- **BRIEF**: Give only one thing: the number of lines that include the word "låget".

- **Dataset items**:
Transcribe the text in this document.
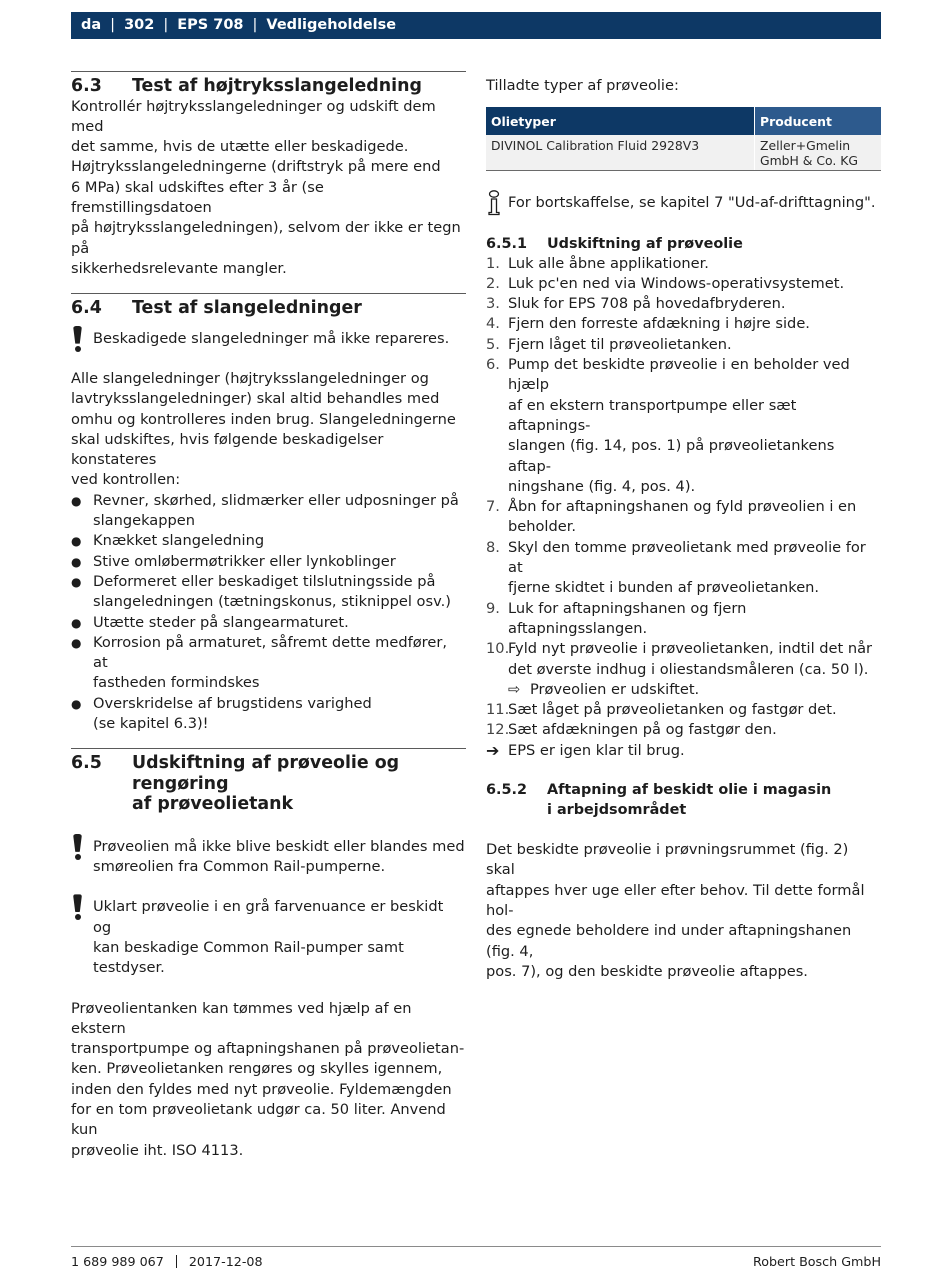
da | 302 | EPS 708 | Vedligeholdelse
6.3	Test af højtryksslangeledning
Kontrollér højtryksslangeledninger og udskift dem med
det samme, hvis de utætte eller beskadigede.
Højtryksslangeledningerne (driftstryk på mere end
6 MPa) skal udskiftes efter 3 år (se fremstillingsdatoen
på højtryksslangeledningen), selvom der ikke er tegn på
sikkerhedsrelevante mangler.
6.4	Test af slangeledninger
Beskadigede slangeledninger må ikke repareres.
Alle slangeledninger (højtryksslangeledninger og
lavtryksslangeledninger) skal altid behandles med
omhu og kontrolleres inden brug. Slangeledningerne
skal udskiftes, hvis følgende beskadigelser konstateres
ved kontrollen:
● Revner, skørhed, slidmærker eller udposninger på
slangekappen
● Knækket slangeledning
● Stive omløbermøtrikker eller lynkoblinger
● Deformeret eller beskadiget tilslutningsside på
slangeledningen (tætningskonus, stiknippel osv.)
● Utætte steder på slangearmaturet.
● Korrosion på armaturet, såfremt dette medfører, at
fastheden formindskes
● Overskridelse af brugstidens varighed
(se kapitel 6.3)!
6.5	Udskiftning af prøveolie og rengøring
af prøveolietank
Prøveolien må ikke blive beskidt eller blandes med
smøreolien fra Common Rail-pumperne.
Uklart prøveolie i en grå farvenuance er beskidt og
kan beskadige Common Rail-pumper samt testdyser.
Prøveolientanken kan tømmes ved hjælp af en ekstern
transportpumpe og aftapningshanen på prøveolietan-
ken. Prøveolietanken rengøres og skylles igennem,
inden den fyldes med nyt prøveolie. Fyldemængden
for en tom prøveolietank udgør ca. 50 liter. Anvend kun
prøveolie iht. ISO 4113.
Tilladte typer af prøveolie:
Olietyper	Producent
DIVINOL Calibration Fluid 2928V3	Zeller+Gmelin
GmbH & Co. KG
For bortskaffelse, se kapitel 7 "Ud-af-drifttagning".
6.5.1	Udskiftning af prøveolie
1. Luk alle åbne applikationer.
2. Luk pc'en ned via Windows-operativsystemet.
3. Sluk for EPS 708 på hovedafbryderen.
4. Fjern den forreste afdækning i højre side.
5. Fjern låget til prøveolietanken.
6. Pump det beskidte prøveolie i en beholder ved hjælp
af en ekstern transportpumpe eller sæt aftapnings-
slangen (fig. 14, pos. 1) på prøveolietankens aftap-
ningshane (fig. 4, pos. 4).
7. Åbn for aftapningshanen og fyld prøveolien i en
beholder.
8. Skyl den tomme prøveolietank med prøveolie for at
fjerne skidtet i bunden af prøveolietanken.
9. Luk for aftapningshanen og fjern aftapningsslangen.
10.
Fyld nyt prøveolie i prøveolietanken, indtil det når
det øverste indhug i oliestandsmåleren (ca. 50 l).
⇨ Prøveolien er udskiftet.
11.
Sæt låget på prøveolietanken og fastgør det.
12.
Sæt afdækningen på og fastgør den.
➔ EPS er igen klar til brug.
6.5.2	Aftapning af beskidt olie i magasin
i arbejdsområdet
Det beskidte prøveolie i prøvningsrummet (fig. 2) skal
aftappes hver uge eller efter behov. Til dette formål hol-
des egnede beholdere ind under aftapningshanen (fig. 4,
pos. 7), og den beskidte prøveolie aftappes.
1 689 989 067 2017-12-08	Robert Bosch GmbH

- **ANSWER FOR THIS EXERCISE**: 2